§ **Problem to solve**: Find the lines that hold the word "používate" and return them.

§ **Supplied entries**:

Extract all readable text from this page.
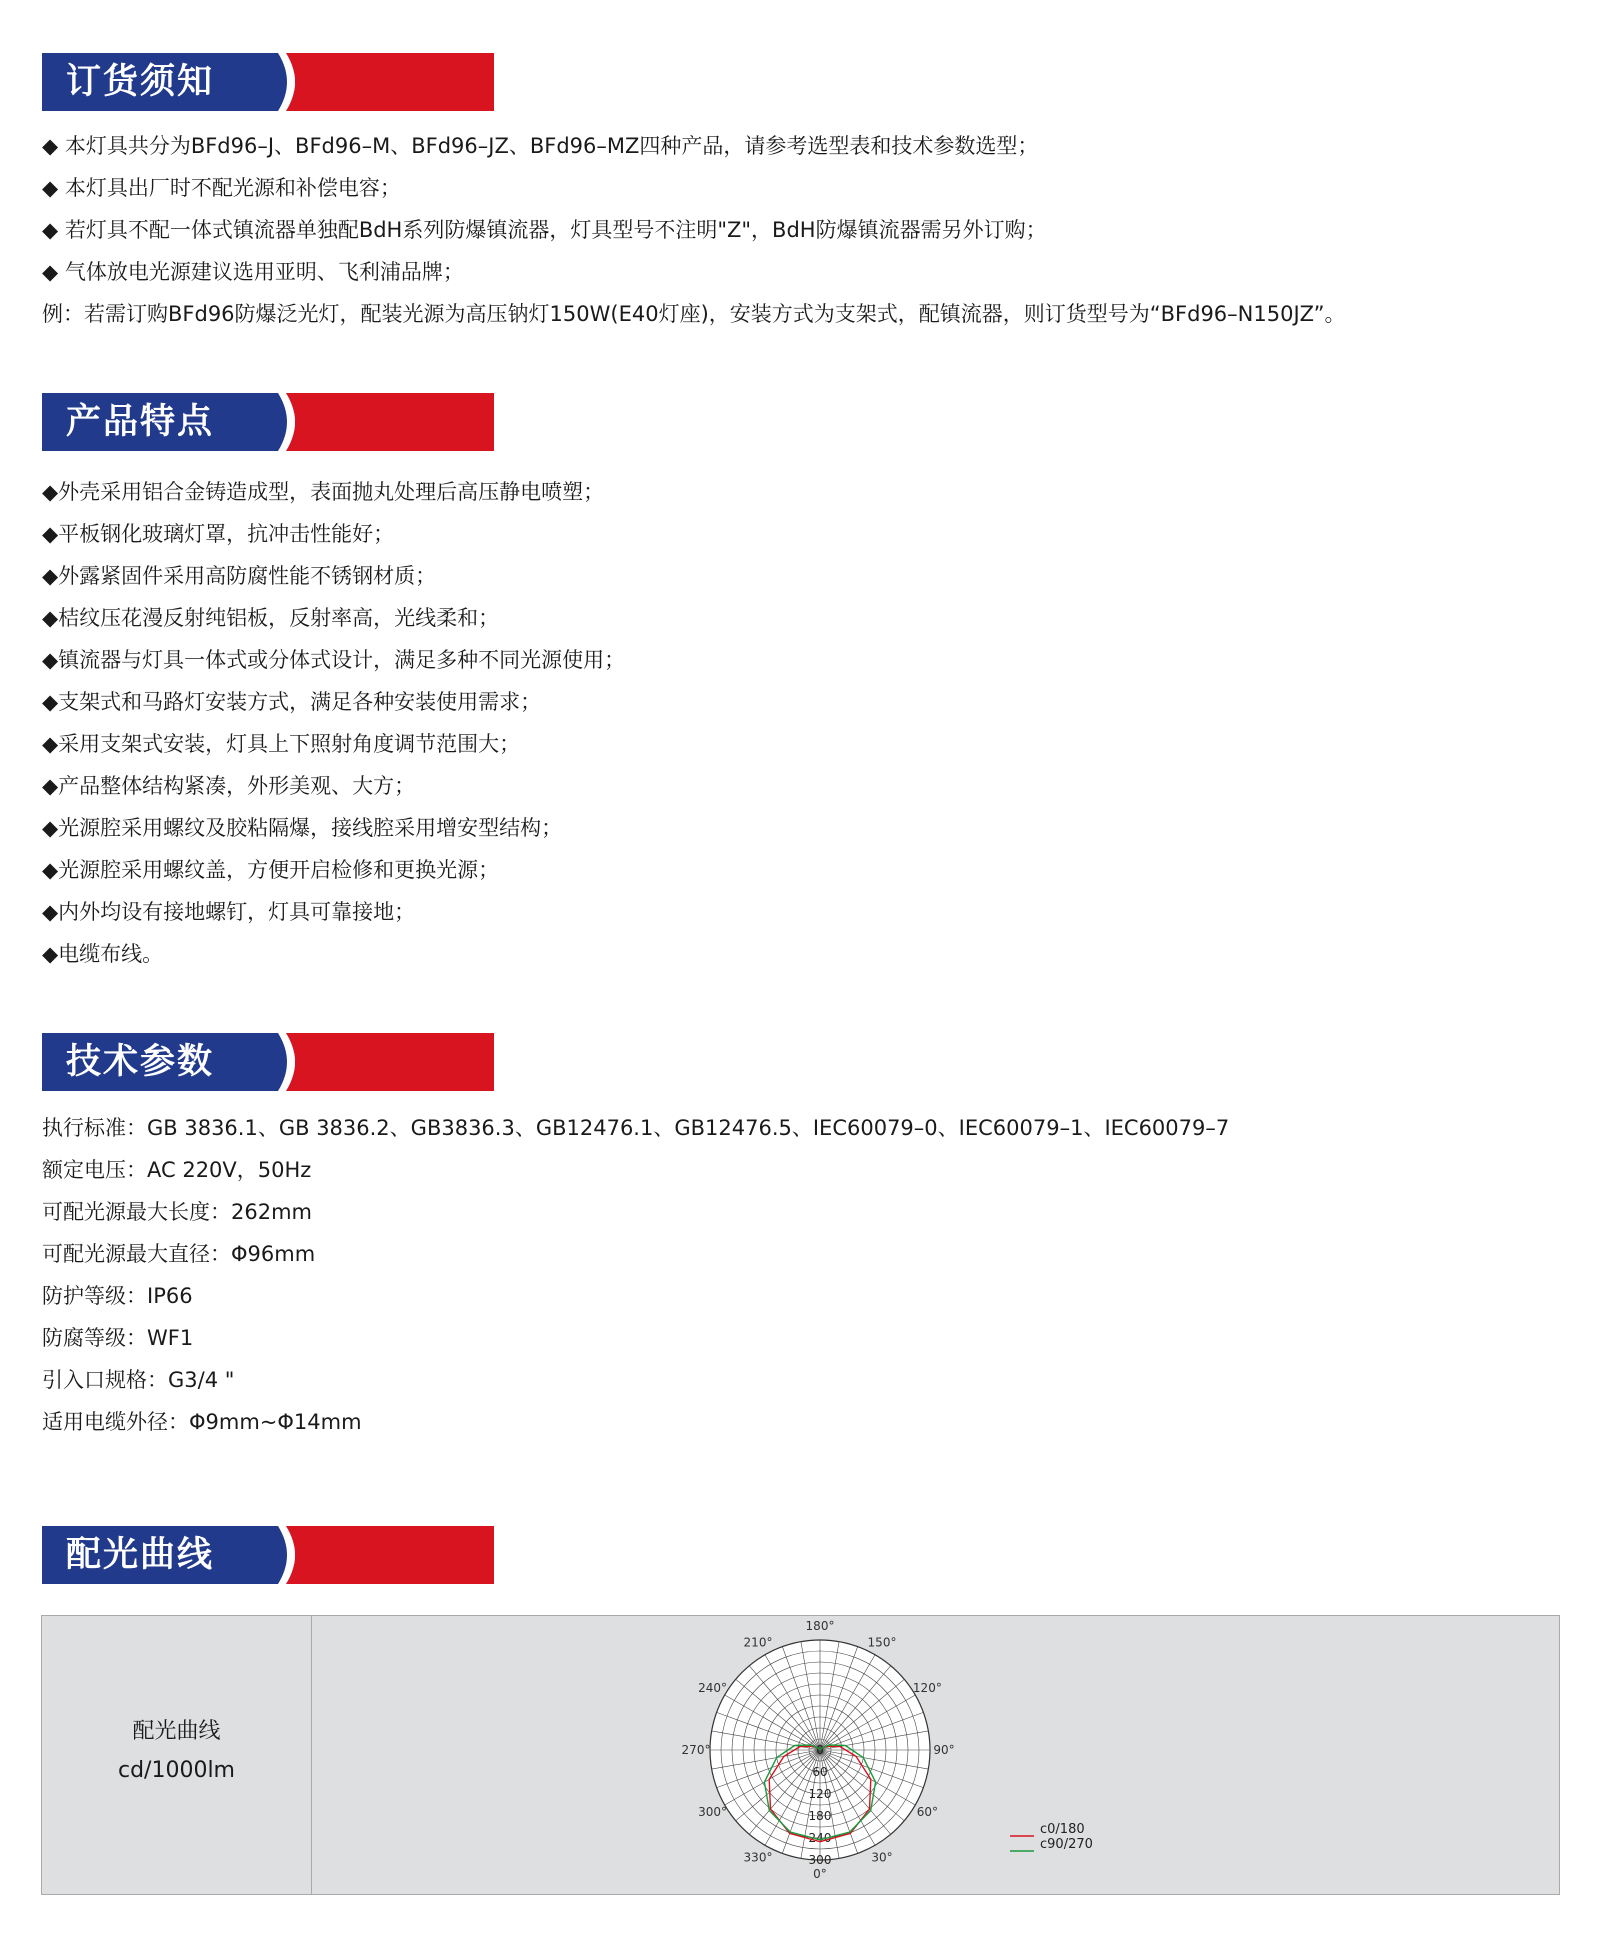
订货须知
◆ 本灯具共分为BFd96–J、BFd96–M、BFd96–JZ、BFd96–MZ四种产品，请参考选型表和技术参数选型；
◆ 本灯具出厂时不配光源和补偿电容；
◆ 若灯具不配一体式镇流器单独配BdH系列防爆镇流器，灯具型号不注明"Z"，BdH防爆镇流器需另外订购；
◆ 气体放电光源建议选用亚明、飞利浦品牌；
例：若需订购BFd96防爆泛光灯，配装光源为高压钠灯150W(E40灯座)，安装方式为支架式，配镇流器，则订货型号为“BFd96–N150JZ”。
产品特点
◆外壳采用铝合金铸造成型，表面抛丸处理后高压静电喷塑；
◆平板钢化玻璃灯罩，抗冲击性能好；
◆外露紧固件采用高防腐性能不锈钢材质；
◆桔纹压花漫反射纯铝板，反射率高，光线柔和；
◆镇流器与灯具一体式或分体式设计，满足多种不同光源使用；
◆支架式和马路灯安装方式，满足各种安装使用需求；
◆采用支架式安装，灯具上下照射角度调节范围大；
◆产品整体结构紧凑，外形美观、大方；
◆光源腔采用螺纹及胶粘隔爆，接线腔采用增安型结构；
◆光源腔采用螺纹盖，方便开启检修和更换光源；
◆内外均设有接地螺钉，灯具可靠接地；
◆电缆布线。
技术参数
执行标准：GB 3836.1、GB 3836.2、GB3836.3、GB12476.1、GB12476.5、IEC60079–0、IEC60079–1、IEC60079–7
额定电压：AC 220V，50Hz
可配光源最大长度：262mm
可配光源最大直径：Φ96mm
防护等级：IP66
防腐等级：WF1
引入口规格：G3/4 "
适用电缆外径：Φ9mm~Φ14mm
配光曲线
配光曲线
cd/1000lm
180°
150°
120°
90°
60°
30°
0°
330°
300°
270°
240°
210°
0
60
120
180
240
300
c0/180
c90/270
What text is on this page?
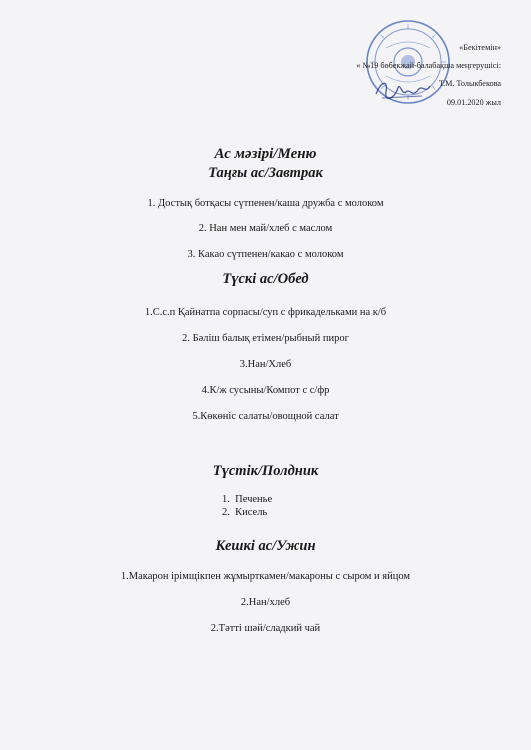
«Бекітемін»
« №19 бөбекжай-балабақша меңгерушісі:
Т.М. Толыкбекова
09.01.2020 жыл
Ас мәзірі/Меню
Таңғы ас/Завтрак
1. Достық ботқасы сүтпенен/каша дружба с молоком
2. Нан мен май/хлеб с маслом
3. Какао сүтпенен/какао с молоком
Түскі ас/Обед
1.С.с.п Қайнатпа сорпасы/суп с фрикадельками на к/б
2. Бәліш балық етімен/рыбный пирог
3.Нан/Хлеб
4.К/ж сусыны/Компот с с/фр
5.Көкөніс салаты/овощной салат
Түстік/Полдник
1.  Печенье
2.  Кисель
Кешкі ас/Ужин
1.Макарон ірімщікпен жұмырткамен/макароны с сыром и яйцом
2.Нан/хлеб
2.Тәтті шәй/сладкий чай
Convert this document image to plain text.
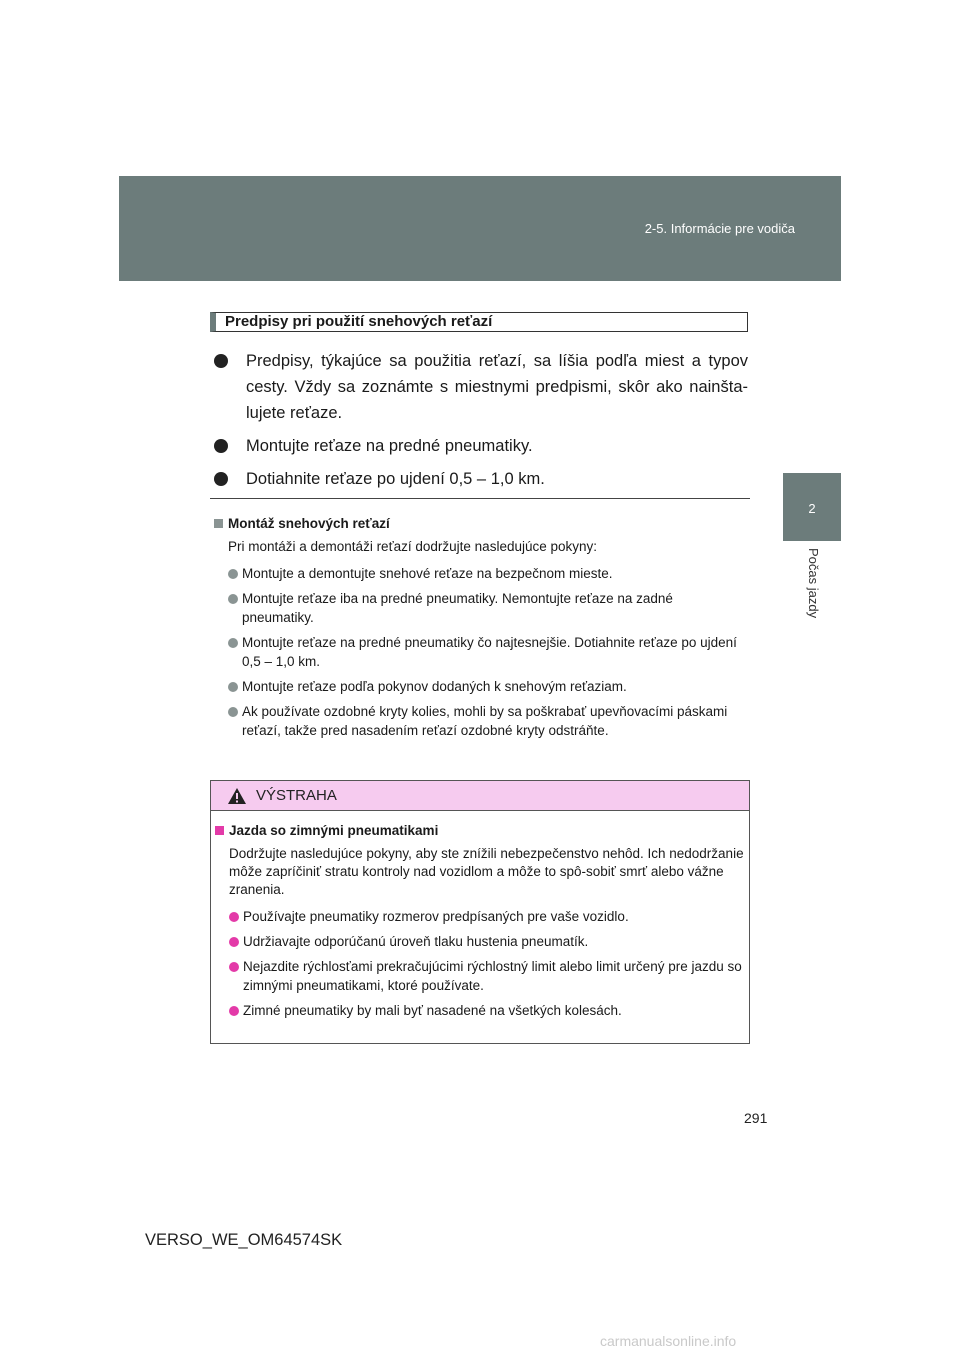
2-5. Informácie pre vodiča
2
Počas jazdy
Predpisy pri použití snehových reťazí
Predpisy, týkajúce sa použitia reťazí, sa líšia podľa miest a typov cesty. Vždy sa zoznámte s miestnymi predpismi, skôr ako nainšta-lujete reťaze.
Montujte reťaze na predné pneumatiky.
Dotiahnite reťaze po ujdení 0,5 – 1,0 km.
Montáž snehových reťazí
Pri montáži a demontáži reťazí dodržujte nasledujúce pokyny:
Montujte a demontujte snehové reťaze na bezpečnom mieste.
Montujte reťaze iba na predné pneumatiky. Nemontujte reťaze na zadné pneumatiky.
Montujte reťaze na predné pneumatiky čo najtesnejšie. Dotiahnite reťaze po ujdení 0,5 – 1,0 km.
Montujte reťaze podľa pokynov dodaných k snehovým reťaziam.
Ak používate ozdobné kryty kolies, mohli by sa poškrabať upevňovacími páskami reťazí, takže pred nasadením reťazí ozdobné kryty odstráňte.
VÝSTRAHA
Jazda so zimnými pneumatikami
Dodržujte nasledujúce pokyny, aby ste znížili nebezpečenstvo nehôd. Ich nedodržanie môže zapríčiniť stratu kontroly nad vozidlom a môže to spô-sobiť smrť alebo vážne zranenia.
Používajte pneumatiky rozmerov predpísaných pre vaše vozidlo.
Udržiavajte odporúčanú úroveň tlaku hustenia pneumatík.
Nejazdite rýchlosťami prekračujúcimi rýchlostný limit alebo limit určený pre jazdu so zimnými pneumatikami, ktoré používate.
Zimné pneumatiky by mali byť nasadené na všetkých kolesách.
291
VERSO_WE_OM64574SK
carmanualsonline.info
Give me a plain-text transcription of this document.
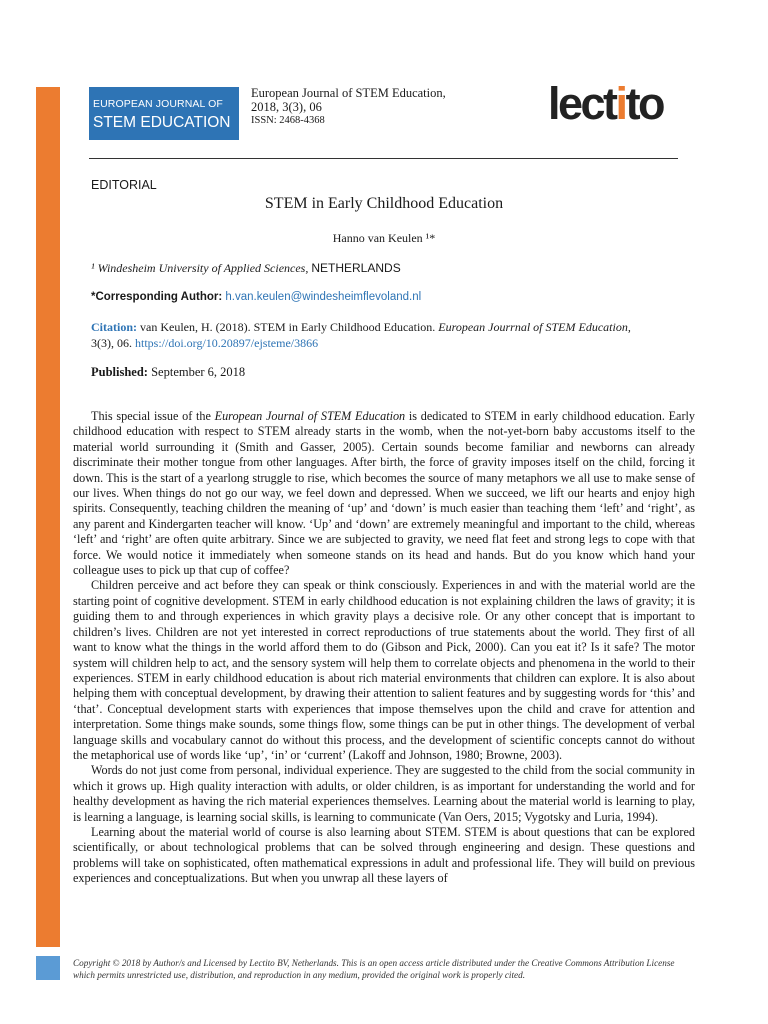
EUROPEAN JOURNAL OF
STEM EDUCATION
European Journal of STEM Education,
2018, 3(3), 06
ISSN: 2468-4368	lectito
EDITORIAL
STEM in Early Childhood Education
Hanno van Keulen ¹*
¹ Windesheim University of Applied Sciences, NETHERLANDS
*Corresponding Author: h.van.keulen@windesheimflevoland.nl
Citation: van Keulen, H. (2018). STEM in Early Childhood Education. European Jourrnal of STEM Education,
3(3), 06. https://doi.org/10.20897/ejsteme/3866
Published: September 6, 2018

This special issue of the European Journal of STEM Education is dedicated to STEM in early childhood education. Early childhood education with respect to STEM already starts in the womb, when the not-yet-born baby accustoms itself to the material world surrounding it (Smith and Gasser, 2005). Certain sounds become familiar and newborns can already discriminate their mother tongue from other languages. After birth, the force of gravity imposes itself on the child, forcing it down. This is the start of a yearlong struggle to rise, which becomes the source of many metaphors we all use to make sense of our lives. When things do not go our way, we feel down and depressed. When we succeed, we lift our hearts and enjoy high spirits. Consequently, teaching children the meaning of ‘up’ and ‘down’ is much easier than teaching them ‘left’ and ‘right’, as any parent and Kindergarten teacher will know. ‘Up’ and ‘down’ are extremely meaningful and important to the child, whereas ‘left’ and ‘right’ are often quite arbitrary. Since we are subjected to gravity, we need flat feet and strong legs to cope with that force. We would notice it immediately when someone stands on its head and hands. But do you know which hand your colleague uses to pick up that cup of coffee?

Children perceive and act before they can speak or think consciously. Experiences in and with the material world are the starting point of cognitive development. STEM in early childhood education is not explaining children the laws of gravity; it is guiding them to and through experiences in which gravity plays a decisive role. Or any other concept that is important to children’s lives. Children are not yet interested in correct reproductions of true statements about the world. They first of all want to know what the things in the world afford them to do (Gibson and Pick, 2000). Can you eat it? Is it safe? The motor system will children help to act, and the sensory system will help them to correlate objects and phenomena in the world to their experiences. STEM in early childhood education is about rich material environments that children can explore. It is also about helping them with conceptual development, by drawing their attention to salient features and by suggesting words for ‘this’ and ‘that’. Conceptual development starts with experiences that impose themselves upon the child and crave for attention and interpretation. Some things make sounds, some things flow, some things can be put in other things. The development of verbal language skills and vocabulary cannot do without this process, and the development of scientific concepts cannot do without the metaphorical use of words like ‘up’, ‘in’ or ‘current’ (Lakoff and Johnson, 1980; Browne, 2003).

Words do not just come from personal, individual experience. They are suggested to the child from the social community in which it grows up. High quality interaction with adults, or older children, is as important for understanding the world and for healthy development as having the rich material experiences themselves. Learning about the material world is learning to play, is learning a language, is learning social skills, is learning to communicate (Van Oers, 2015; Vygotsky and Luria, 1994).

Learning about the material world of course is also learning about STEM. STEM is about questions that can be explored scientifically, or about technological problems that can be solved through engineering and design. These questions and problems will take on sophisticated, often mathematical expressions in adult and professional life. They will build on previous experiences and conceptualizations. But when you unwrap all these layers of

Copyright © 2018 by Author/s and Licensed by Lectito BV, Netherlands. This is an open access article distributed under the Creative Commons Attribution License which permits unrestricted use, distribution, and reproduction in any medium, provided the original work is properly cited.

§ **Finished exercise**:
Ak používate ozdobné kryty kolies, mohli by sa poškrabať upevňovacími páskami reťazí, takže pred nasadením reťazí ozdobné kryty odstráňte.
Nejazdite rýchlosťami prekračujúcimi rýchlostný limit alebo limit určený pre jazdu so zimnými pneumatikami, ktoré používate.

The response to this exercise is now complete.